## Material provided
━━━━━━━━━━

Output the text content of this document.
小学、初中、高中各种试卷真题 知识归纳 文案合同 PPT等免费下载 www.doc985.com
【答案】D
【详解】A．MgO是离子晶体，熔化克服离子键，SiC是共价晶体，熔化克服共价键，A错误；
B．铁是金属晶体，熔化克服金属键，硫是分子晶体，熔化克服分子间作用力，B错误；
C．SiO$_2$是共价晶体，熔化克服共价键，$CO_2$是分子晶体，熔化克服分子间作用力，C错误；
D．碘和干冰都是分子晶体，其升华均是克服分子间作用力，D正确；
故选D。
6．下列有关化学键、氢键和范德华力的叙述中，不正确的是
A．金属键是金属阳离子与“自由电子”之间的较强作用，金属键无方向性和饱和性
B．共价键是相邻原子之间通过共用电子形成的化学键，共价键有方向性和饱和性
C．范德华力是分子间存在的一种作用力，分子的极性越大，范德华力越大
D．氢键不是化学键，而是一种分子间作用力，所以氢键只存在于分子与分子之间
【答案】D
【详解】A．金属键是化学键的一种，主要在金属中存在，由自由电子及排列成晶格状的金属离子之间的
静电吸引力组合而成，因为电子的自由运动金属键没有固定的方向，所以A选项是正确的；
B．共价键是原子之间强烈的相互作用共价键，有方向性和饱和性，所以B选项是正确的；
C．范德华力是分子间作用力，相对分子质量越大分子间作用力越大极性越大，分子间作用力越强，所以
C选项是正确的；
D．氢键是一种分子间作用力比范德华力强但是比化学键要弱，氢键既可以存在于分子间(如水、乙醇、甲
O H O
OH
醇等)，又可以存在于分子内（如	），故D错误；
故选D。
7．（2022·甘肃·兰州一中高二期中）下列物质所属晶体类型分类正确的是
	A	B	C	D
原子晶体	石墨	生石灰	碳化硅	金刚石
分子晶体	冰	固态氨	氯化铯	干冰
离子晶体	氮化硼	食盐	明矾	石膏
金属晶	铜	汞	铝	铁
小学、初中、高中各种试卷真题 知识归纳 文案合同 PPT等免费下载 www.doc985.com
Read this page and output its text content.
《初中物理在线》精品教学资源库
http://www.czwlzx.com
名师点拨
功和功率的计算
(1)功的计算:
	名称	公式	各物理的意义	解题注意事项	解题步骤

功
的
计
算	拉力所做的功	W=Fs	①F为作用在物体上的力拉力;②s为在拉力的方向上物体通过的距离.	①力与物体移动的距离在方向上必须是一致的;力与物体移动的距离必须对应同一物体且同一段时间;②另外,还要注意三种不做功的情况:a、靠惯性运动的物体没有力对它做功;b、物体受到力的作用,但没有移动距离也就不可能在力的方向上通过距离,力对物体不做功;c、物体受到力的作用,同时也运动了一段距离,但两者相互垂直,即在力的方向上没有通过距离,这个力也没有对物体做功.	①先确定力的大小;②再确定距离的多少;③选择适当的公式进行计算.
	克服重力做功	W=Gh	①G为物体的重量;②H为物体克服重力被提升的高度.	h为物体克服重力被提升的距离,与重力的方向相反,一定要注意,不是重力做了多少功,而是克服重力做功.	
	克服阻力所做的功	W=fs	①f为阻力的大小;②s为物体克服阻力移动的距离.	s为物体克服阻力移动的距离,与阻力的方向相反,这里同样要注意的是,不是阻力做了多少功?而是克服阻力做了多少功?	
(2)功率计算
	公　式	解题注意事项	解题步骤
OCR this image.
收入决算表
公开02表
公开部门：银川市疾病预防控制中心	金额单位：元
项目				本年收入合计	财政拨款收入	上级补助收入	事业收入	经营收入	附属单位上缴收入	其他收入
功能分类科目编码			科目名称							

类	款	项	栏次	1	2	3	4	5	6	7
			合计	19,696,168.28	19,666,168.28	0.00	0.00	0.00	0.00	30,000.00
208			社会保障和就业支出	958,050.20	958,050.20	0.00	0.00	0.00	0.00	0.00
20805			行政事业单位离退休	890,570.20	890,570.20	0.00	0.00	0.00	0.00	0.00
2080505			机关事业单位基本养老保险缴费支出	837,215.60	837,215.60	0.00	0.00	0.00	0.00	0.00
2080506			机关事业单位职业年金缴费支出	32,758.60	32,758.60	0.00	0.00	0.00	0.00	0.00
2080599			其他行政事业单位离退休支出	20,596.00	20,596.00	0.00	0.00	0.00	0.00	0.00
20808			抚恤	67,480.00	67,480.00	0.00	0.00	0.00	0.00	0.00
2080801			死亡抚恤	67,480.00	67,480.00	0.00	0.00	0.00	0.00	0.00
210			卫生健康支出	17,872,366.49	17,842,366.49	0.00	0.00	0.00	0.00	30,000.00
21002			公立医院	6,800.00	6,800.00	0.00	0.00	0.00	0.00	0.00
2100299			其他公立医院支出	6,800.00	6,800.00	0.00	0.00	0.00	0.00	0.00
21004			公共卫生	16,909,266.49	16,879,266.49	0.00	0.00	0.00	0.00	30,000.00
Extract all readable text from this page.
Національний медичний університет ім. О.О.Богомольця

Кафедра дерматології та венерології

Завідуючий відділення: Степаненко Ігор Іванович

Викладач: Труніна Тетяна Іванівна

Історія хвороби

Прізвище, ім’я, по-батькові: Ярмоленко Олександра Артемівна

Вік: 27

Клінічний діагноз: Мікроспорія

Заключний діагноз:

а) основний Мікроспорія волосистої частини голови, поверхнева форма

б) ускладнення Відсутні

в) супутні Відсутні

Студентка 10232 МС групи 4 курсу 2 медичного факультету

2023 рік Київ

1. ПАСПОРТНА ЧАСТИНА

━━━━━━━━━━

Produce an exact copy of every entry above.

Output the text content of this document.
小学、初中、高中各种试卷真题 知识归纳 文案合同 PPT等免费下载 www.doc985.com
【答案】D
【详解】A．MgO是离子晶体，熔化克服离子键，SiC是共价晶体，熔化克服共价键，A错误；
B．铁是金属晶体，熔化克服金属键，硫是分子晶体，熔化克服分子间作用力，B错误；
C．SiO$_2$是共价晶体，熔化克服共价键，$CO_2$是分子晶体，熔化克服分子间作用力，C错误；
D．碘和干冰都是分子晶体，其升华均是克服分子间作用力，D正确；
故选D。
6．下列有关化学键、氢键和范德华力的叙述中，不正确的是
A．金属键是金属阳离子与“自由电子”之间的较强作用，金属键无方向性和饱和性
B．共价键是相邻原子之间通过共用电子形成的化学键，共价键有方向性和饱和性
C．范德华力是分子间存在的一种作用力，分子的极性越大，范德华力越大
D．氢键不是化学键，而是一种分子间作用力，所以氢键只存在于分子与分子之间
【答案】D
【详解】A．金属键是化学键的一种，主要在金属中存在，由自由电子及排列成晶格状的金属离子之间的
静电吸引力组合而成，因为电子的自由运动金属键没有固定的方向，所以A选项是正确的；
B．共价键是原子之间强烈的相互作用共价键，有方向性和饱和性，所以B选项是正确的；
C．范德华力是分子间作用力，相对分子质量越大分子间作用力越大极性越大，分子间作用力越强，所以
C选项是正确的；
D．氢键是一种分子间作用力比范德华力强但是比化学键要弱，氢键既可以存在于分子间(如水、乙醇、甲
O H O
OH
醇等)，又可以存在于分子内（如	），故D错误；
故选D。
7．（2022·甘肃·兰州一中高二期中）下列物质所属晶体类型分类正确的是
	A	B	C	D
原子晶体	石墨	生石灰	碳化硅	金刚石
分子晶体	冰	固态氨	氯化铯	干冰
离子晶体	氮化硼	食盐	明矾	石膏
金属晶	铜	汞	铝	铁
小学、初中、高中各种试卷真题 知识归纳 文案合同 PPT等免费下载 www.doc985.com
Read this page and output its text content.
《初中物理在线》精品教学资源库
http://www.czwlzx.com
名师点拨
功和功率的计算
(1)功的计算:
	名称	公式	各物理的意义	解题注意事项	解题步骤

功
的
计
算	拉力所做的功	W=Fs	①F为作用在物体上的力拉力;②s为在拉力的方向上物体通过的距离.	①力与物体移动的距离在方向上必须是一致的;力与物体移动的距离必须对应同一物体且同一段时间;②另外,还要注意三种不做功的情况:a、靠惯性运动的物体没有力对它做功;b、物体受到力的作用,但没有移动距离也就不可能在力的方向上通过距离,力对物体不做功;c、物体受到力的作用,同时也运动了一段距离,但两者相互垂直,即在力的方向上没有通过距离,这个力也没有对物体做功.	①先确定力的大小;②再确定距离的多少;③选择适当的公式进行计算.
	克服重力做功	W=Gh	①G为物体的重量;②H为物体克服重力被提升的高度.	h为物体克服重力被提升的距离,与重力的方向相反,一定要注意,不是重力做了多少功,而是克服重力做功.	
	克服阻力所做的功	W=fs	①f为阻力的大小;②s为物体克服阻力移动的距离.	s为物体克服阻力移动的距离,与阻力的方向相反,这里同样要注意的是,不是阻力做了多少功?而是克服阻力做了多少功?	
(2)功率计算
	公　式	解题注意事项	解题步骤
OCR this image.
收入决算表
公开02表
公开部门：银川市疾病预防控制中心	金额单位：元
项目				本年收入合计	财政拨款收入	上级补助收入	事业收入	经营收入	附属单位上缴收入	其他收入
功能分类科目编码			科目名称							

类	款	项	栏次	1	2	3	4	5	6	7
			合计	19,696,168.28	19,666,168.28	0.00	0.00	0.00	0.00	30,000.00
208			社会保障和就业支出	958,050.20	958,050.20	0.00	0.00	0.00	0.00	0.00
20805			行政事业单位离退休	890,570.20	890,570.20	0.00	0.00	0.00	0.00	0.00
2080505			机关事业单位基本养老保险缴费支出	837,215.60	837,215.60	0.00	0.00	0.00	0.00	0.00
2080506			机关事业单位职业年金缴费支出	32,758.60	32,758.60	0.00	0.00	0.00	0.00	0.00
2080599			其他行政事业单位离退休支出	20,596.00	20,596.00	0.00	0.00	0.00	0.00	0.00
20808			抚恤	67,480.00	67,480.00	0.00	0.00	0.00	0.00	0.00
2080801			死亡抚恤	67,480.00	67,480.00	0.00	0.00	0.00	0.00	0.00
210			卫生健康支出	17,872,366.49	17,842,366.49	0.00	0.00	0.00	0.00	30,000.00
21002			公立医院	6,800.00	6,800.00	0.00	0.00	0.00	0.00	0.00
2100299			其他公立医院支出	6,800.00	6,800.00	0.00	0.00	0.00	0.00	0.00
21004			公共卫生	16,909,266.49	16,879,266.49	0.00	0.00	0.00	0.00	30,000.00
Extract all readable text from this page.
Національний медичний університет ім. О.О.Богомольця

Кафедра дерматології та венерології

Завідуючий відділення: Степаненко Ігор Іванович

Викладач: Труніна Тетяна Іванівна

Історія хвороби

Прізвище, ім’я, по-батькові: Ярмоленко Олександра Артемівна

Вік: 27

Клінічний діагноз: Мікроспорія

Заключний діагноз:

а) основний Мікроспорія волосистої частини голови, поверхнева форма

б) ускладнення Відсутні

в) супутні Відсутні

Студентка 10232 МС групи 4 курсу 2 медичного факультету

2023 рік Київ

1. ПАСПОРТНА ЧАСТИНА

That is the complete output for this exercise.